• [REQUEST]
Report how many lines of the listing below include the word "zijn". Give nothing but the number.

• [RECORDS PROVIDED]
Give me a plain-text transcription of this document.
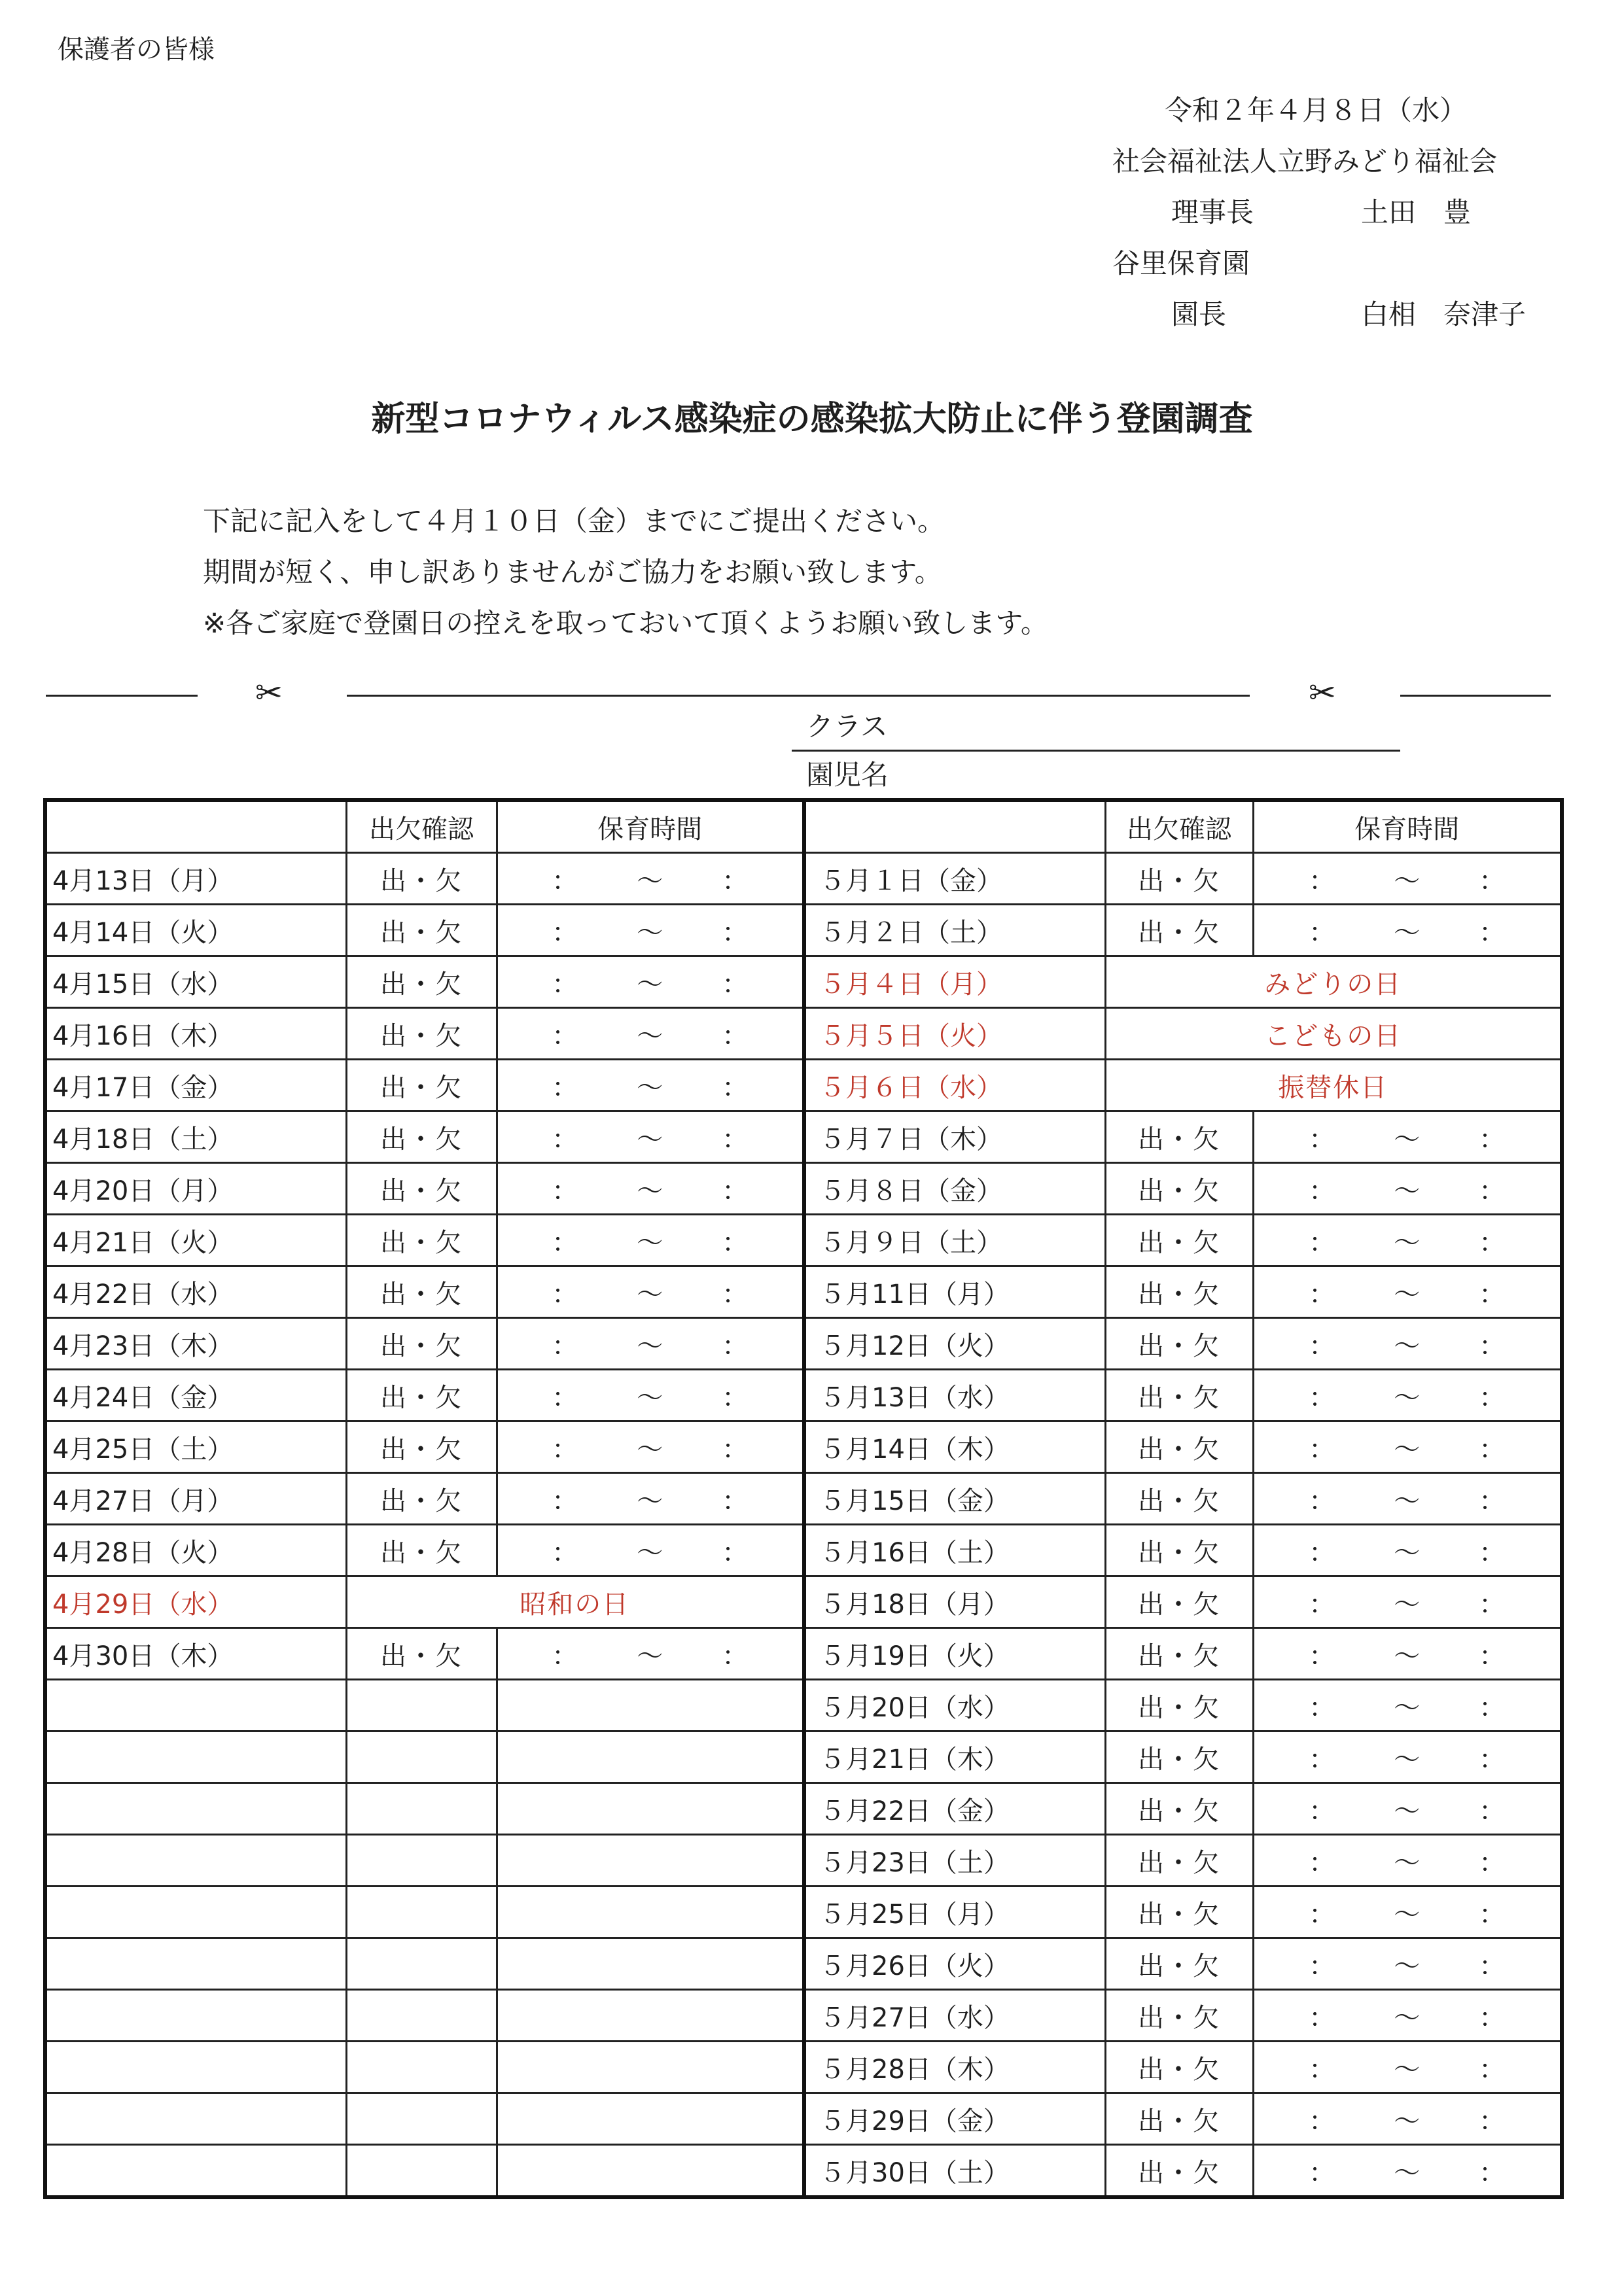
保護者の皆様
令和２年４月８日（水）
社会福祉法人立野みどり福祉会
理事長	土田　豊
谷里保育園
園長	白相　奈津子
新型コロナウィルス感染症の感染拡大防止に伴う登園調査
下記に記入をして４月１０日（金）までにご提出ください。
期間が短く、申し訳ありませんがご協力をお願い致します。
※各ご家庭で登園日の控えを取っておいて頂くようお願い致します。
✂	✂
クラス
園児名
	出欠確認	保育時間		出欠確認	保育時間
4月13日（月）	出・欠	： 〜 ：	５月１日（金）	出・欠	： 〜 ：

4月14日（火）	出・欠	： 〜 ：	５月２日（土）	出・欠	： 〜 ：

4月15日（水）	出・欠	： 〜 ：	５月４日（月）	みどりの日	
4月16日（木）	出・欠	： 〜 ：	５月５日（火）	こどもの日	
4月17日（金）	出・欠	： 〜 ：	５月６日（水）	振替休日	
4月18日（土）	出・欠	： 〜 ：	５月７日（木）	出・欠	： 〜 ：

4月20日（月）	出・欠	： 〜 ：	５月８日（金）	出・欠	： 〜 ：

4月21日（火）	出・欠	： 〜 ：	５月９日（土）	出・欠	： 〜 ：

4月22日（水）	出・欠	： 〜 ：	５月11日（月）	出・欠	： 〜 ：

4月23日（木）	出・欠	： 〜 ：	５月12日（火）	出・欠	： 〜 ：

4月24日（金）	出・欠	： 〜 ：	５月13日（水）	出・欠	： 〜 ：

4月25日（土）	出・欠	： 〜 ：	５月14日（木）	出・欠	： 〜 ：

4月27日（月）	出・欠	： 〜 ：	５月15日（金）	出・欠	： 〜 ：

4月28日（火）	出・欠	： 〜 ：	５月16日（土）	出・欠	： 〜 ：

4月29日（水）	昭和の日		５月18日（月）	出・欠	： 〜 ：

4月30日（木）	出・欠	： 〜 ：	５月19日（火）	出・欠	： 〜 ：

			５月20日（水）	出・欠	： 〜 ：

			５月21日（木）	出・欠	： 〜 ：

			５月22日（金）	出・欠	： 〜 ：

			５月23日（土）	出・欠	： 〜 ：

			５月25日（月）	出・欠	： 〜 ：

			５月26日（火）	出・欠	： 〜 ：

			５月27日（水）	出・欠	： 〜 ：

			５月28日（木）	出・欠	： 〜 ：

			５月29日（金）	出・欠	： 〜 ：

			５月30日（土）	出・欠	： 〜 ：
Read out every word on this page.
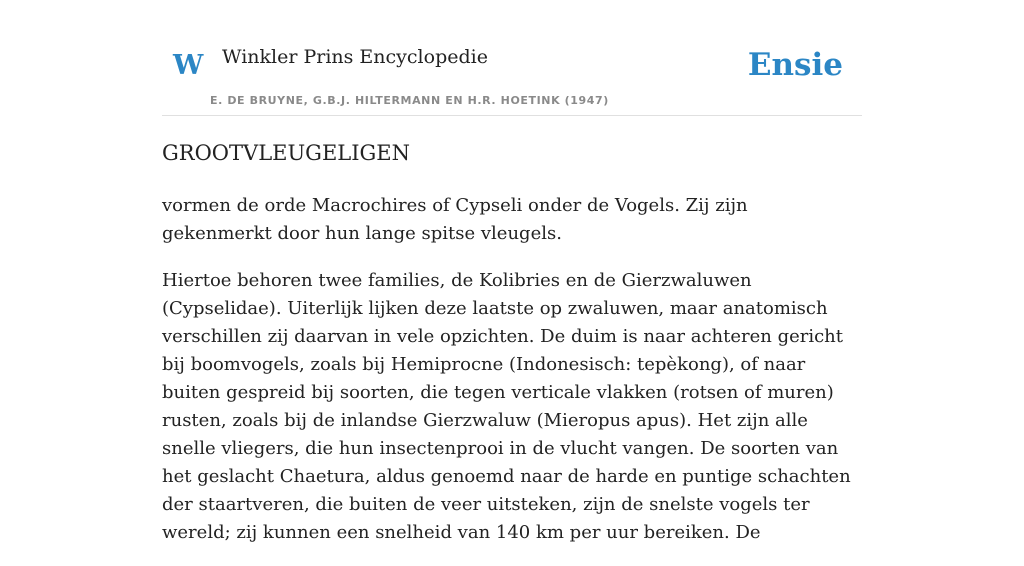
W Winkler Prins Encyclopedie
E. DE BRUYNE, G.B.J. HILTERMANN EN H.R. HOETINK (1947)
Ensie
GROOTVLEUGELIGEN

vormen de orde Macrochires of Cypseli onder de Vogels. Zij zijn gekenmerkt door hun lange spitse vleugels.

Hiertoe behoren twee families, de Kolibries en de Gierzwaluwen (Cypselidae). Uiterlijk lijken deze laatste op zwaluwen, maar anatomisch verschillen zij daarvan in vele opzichten. De duim is naar achteren gericht bij boomvogels, zoals bij Hemiprocne (Indonesisch: tepèkong), of naar buiten gespreid bij soorten, die tegen verticale vlakken (rotsen of muren) rusten, zoals bij de inlandse Gierzwaluw (Mieropus apus). Het zijn alle snelle vliegers, die hun insectenprooi in de vlucht vangen. De soorten van het geslacht Chaetura, aldus genoemd naar de harde en puntige schachten der staartveren, die buiten de veer uitsteken, zijn de snelste vogels ter wereld; zij kunnen een snelheid van 140 km per uur bereiken. De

• [EXERCISE OUTPUT]
2